INSTRUCTION — Each line containing the word "واما" needs to be copied.

DATA —
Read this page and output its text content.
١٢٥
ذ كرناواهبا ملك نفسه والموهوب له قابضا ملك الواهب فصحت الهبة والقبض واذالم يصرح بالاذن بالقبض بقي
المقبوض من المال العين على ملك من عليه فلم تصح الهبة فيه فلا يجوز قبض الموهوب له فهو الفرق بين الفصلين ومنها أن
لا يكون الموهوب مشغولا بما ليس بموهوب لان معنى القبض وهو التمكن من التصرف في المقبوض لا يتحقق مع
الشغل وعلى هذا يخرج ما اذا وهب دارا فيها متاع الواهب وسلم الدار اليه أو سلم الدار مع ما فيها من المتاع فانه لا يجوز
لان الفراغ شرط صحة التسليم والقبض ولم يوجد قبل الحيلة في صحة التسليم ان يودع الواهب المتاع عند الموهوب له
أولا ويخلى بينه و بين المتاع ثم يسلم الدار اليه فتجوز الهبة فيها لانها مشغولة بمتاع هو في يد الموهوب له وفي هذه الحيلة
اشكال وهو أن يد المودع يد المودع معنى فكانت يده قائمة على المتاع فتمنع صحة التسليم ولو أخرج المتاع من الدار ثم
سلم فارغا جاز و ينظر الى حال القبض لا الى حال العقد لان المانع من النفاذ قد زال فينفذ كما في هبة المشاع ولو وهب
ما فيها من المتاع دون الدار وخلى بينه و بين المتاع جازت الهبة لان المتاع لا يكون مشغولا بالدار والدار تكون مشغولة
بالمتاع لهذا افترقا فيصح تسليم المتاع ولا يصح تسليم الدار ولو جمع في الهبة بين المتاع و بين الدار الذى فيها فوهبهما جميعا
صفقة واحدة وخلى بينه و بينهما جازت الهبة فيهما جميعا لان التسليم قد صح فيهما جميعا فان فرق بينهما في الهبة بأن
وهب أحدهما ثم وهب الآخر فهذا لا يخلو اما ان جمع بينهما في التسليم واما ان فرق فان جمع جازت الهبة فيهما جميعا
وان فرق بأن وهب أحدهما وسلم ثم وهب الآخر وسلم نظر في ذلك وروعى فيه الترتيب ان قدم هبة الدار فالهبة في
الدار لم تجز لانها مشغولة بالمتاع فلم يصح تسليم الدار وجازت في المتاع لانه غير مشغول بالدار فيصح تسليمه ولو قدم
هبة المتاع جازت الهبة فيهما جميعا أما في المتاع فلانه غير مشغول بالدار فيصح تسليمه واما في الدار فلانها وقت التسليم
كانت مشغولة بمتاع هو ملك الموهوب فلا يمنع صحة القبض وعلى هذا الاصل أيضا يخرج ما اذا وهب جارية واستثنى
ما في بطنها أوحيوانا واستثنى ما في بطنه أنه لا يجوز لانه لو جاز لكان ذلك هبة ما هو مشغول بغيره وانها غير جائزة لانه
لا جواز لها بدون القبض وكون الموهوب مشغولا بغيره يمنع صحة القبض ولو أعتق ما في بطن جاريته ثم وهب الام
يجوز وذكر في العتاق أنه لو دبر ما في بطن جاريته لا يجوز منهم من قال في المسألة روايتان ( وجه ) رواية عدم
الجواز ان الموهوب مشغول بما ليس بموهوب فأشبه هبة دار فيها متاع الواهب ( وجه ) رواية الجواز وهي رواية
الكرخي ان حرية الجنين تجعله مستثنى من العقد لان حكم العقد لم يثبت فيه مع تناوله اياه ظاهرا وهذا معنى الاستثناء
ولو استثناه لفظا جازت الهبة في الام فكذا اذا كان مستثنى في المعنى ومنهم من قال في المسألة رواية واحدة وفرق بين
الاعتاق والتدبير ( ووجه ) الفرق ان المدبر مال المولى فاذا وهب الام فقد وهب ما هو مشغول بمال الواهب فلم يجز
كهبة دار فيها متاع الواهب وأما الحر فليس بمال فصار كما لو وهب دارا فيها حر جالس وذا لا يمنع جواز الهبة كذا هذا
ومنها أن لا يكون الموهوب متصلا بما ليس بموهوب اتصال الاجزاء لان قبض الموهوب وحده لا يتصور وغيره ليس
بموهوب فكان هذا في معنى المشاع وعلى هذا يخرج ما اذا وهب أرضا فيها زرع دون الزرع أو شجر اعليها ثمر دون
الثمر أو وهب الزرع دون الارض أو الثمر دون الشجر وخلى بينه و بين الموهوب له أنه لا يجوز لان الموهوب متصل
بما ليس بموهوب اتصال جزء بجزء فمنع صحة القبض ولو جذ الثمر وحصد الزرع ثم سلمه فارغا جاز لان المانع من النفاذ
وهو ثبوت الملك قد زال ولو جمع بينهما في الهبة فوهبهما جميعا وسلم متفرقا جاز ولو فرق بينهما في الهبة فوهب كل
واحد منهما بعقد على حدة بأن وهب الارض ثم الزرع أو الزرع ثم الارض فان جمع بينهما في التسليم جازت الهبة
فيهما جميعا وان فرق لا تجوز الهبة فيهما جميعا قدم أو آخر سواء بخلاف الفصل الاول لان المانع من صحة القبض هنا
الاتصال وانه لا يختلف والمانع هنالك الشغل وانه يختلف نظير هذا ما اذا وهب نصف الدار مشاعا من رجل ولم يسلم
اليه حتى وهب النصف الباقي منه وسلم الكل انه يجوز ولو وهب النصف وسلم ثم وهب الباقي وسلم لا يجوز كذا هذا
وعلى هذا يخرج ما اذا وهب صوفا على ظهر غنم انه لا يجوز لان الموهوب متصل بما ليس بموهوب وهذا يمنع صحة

IN RESPONSE —
وهب أحدهما ثم وهب الآخر فهذا لا يخلو اما ان جمع بينهما في التسليم واما ان فرق فان جمع جازت الهبة فيهما جميعا
هبة المتاع جازت الهبة فيهما جميعا أما في المتاع فلانه غير مشغول بالدار فيصح تسليمه واما في الدار فلانها وقت التسليم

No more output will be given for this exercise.